• _Text passage_:
========================================================================

General MacArthurPosted by john h on 5/11/03 at 19:51 (118357)
Many of you are to young or perhaps never had occasion to read the address by General Douglas MacArthur to the West Point graduating class of 1962. Many of you may find this speech uplifting or you may not. It seems an appropriate time to look at it again or if you have never heard or read it to ponder his words:
Re: General MacArthurSuzanne D on 5/11/03 at 21:17 (118370)
Thanks, John. I appreciated reading this speech. I was 10 years old when he made it and grew up with 'duty, honor, country' being much a part of what my parents believed and taught me. I had two great aunts who were members of the DAR (Daughters of the American Revolution) and who instilled in me patriotism and loyalty from a young age.
Re: General MacArthurEd Davis, DPM on 5/12/03 at 19:12 (118471)
MacArthur was one of the greats but I remember him for his challenge to the politicization of war, the running of war by bureaucrats -- something that cost us dearly in Korea and Vietnam. His firing by Truman marked a troubling turning point which I beleive, have taught us some important lessons.
Re: General MacArthurjohn h on 5/12/03 at 20:39 (118480)
MacArthur did develop a grand idea of himself. Like many great men in many professions he was not your regular bear. I think Truman was probably correct in firing him as he was challenging the Commander in Chief. Looking back if we had done what MacArthur wanted to do and that was to attack the Chinese in their own land rather than give them sanctuary during Korea, I wonder how the world would differ today. He was a brilliant man. I think he finished number one in his class and maybe had the highest scores of any Cadet ever He was somewhat like Patton. You may hate him but he could sure get the job done. I clearly remember the Old Solders Never Die, They Just Fade Away speech before Congress. I think he was born here in Little Rock at an old Army post which is now named MacArthur Park.

========================================================================

• _Records shown_:
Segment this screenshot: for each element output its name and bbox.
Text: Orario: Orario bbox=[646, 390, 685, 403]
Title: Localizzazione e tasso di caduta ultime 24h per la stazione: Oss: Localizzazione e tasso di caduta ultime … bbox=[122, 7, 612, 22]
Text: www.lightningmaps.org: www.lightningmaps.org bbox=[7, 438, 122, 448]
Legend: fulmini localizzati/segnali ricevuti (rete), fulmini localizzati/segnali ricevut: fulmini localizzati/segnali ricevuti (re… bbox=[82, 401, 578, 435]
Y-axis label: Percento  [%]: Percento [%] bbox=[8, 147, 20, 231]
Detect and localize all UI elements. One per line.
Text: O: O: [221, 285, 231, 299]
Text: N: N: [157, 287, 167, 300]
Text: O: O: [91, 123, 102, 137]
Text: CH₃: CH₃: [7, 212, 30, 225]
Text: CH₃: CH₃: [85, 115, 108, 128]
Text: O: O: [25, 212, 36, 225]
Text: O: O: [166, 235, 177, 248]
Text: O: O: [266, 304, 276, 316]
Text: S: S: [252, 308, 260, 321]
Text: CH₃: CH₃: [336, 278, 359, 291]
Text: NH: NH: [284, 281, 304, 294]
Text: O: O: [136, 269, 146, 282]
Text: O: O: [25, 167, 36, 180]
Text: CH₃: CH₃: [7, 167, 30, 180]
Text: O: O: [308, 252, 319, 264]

========================================================================

• _What to work on_:
A: Update the stretch of the MacArthur forum thread from "Thanks, John. I" through "a young age.", replacing "patriotism" with "civic pride".
B: Translate this sentence from the MacArthur forum thread into Spanish: "I think Truman was probably correct in firing him as he was challenging the Commander in Chief."

• _Answers to the exercise_:
A:
Thanks, John. I appreciated reading this speech. I was 10 years old when he made it and grew up with 'duty, honor, country' being much a part of what my parents believed and taught me. I had two great aunts who were members of the DAR (Daughters of the American Revolution) and who instilled in me civic pride and loyalty from a young age.

B: Creo que Truman probablemente tuvo razón al destituirlo, ya que estaba desafiando al Comandante en Jefe.